* Task statement
Restate the data exactly as given and keep the pictures out.

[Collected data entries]

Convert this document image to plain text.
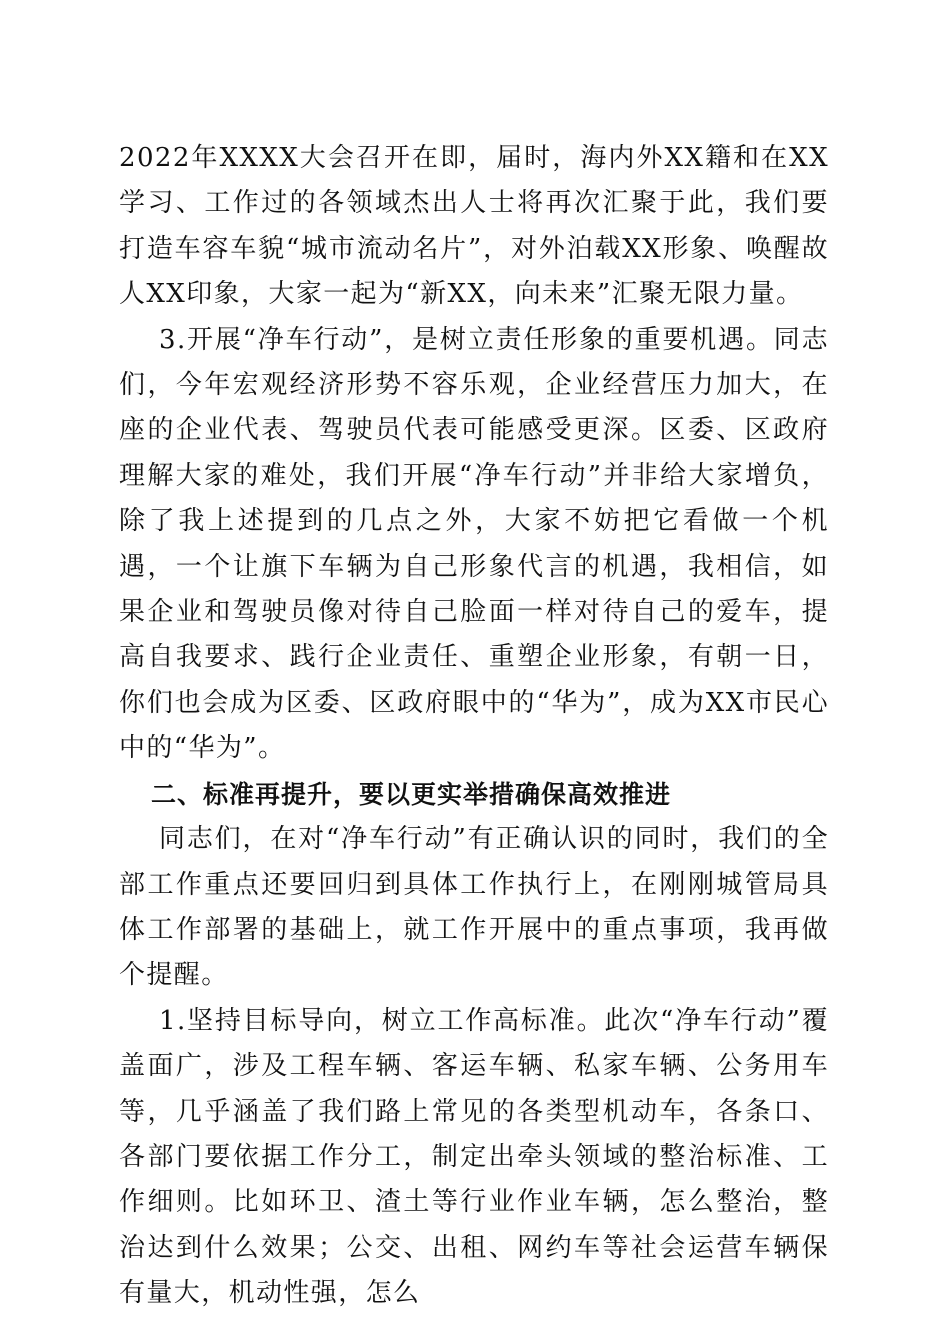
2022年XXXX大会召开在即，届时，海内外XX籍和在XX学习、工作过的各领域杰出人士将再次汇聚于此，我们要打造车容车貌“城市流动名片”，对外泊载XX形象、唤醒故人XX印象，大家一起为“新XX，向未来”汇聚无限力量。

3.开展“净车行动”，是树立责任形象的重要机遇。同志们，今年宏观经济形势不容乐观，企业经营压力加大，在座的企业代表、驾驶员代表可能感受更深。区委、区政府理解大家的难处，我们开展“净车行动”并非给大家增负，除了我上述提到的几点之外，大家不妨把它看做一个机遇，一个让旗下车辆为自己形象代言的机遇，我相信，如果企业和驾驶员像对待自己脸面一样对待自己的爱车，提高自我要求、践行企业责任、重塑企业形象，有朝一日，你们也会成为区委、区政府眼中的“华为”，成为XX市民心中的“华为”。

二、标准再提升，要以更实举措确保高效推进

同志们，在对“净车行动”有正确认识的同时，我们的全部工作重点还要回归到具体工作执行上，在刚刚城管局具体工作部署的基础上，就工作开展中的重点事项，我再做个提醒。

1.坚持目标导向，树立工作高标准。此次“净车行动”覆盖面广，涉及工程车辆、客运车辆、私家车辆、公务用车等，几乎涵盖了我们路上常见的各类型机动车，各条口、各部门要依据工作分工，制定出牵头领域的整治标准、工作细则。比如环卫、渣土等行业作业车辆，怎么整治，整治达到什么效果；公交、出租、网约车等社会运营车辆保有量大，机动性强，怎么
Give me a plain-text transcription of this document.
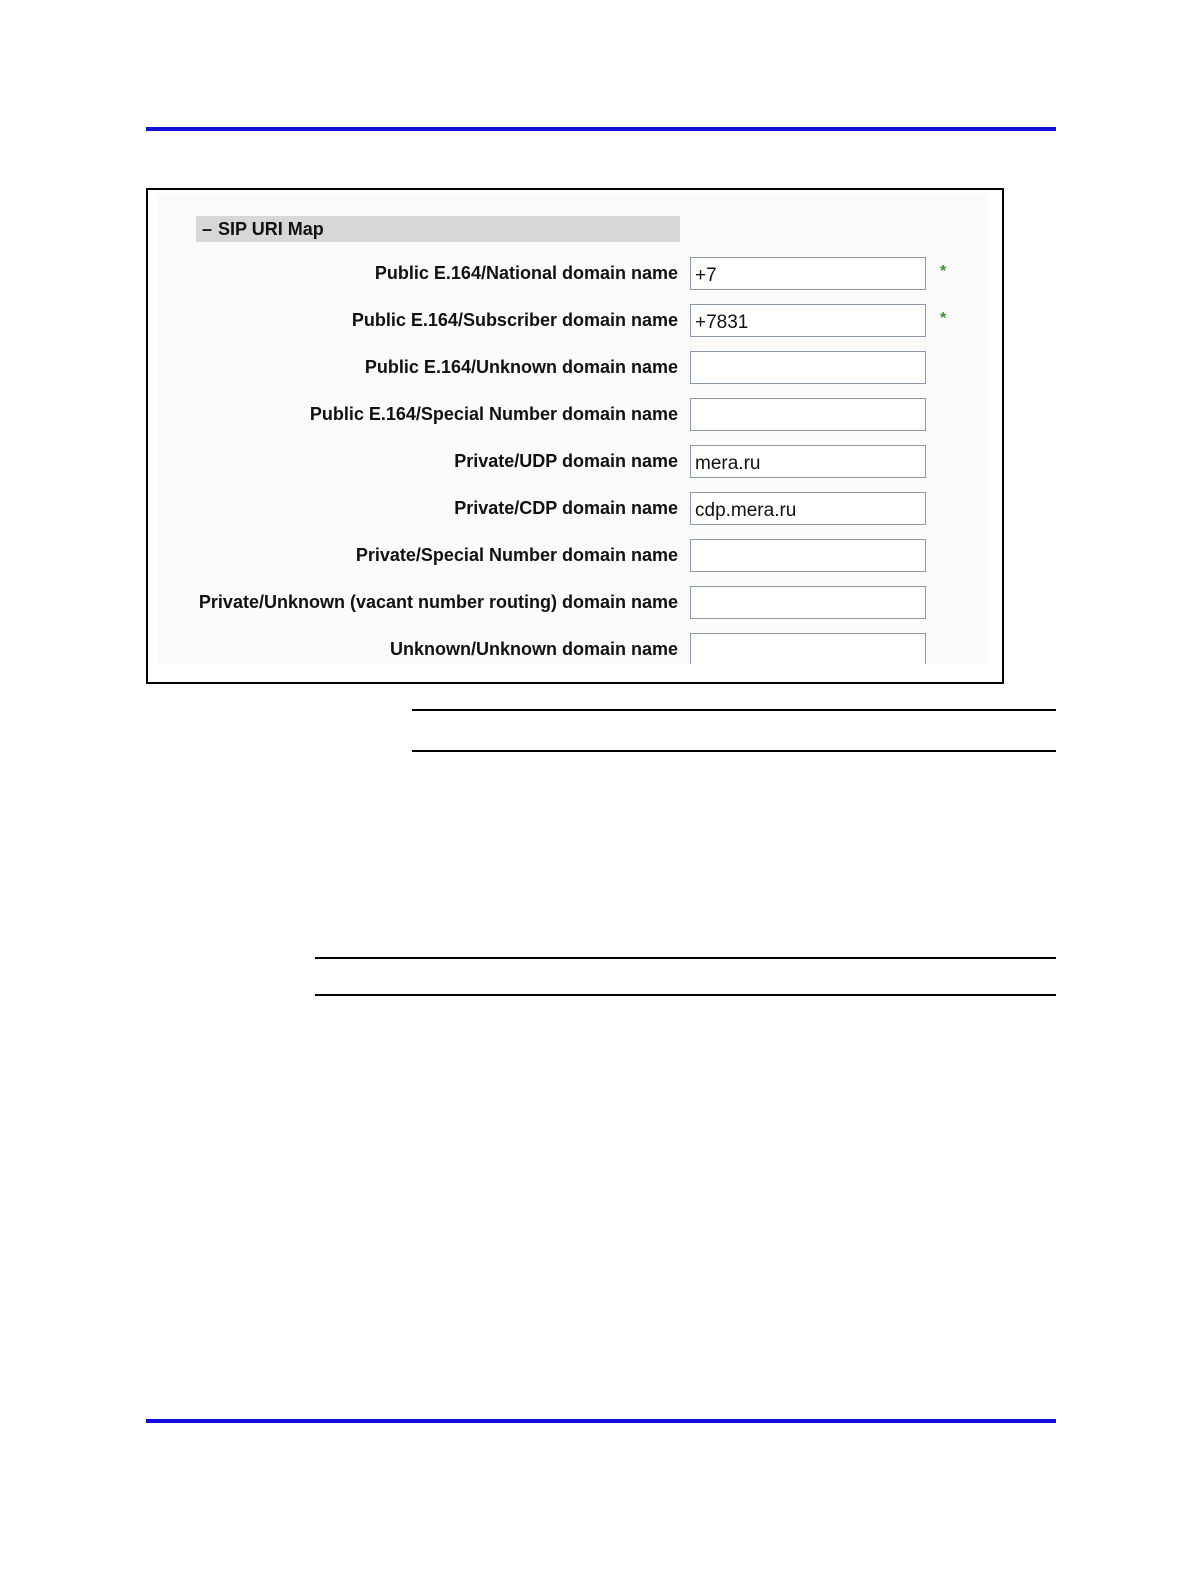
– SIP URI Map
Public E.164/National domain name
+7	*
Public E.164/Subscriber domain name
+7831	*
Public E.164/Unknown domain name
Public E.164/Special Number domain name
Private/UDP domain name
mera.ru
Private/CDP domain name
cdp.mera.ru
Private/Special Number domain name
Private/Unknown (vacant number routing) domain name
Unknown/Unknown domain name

* Full answer
Convert this document image to plain text.
2022年XXXX大会召开在即，届时，海内外XX籍和在XX学习、工作过的各领域杰出人士将再次汇聚于此，我们要打造车容车貌“城市流动名片”，对外泊载XX形象、唤醒故人XX印象，大家一起为“新XX，向未来”汇聚无限力量。

3.开展“净车行动”，是树立责任形象的重要机遇。同志们，今年宏观经济形势不容乐观，企业经营压力加大，在座的企业代表、驾驶员代表可能感受更深。区委、区政府理解大家的难处，我们开展“净车行动”并非给大家增负，除了我上述提到的几点之外，大家不妨把它看做一个机遇，一个让旗下车辆为自己形象代言的机遇，我相信，如果企业和驾驶员像对待自己脸面一样对待自己的爱车，提高自我要求、践行企业责任、重塑企业形象，有朝一日，你们也会成为区委、区政府眼中的“华为”，成为XX市民心中的“华为”。

二、标准再提升，要以更实举措确保高效推进

同志们，在对“净车行动”有正确认识的同时，我们的全部工作重点还要回归到具体工作执行上，在刚刚城管局具体工作部署的基础上，就工作开展中的重点事项，我再做个提醒。

1.坚持目标导向，树立工作高标准。此次“净车行动”覆盖面广，涉及工程车辆、客运车辆、私家车辆、公务用车等，几乎涵盖了我们路上常见的各类型机动车，各条口、各部门要依据工作分工，制定出牵头领域的整治标准、工作细则。比如环卫、渣土等行业作业车辆，怎么整治，整治达到什么效果；公交、出租、网约车等社会运营车辆保有量大，机动性强，怎么
Give me a plain-text transcription of this document.
– SIP URI Map
Public E.164/National domain name
+7	*
Public E.164/Subscriber domain name
+7831	*
Public E.164/Unknown domain name
Public E.164/Special Number domain name
Private/UDP domain name
mera.ru
Private/CDP domain name
cdp.mera.ru
Private/Special Number domain name
Private/Unknown (vacant number routing) domain name
Unknown/Unknown domain name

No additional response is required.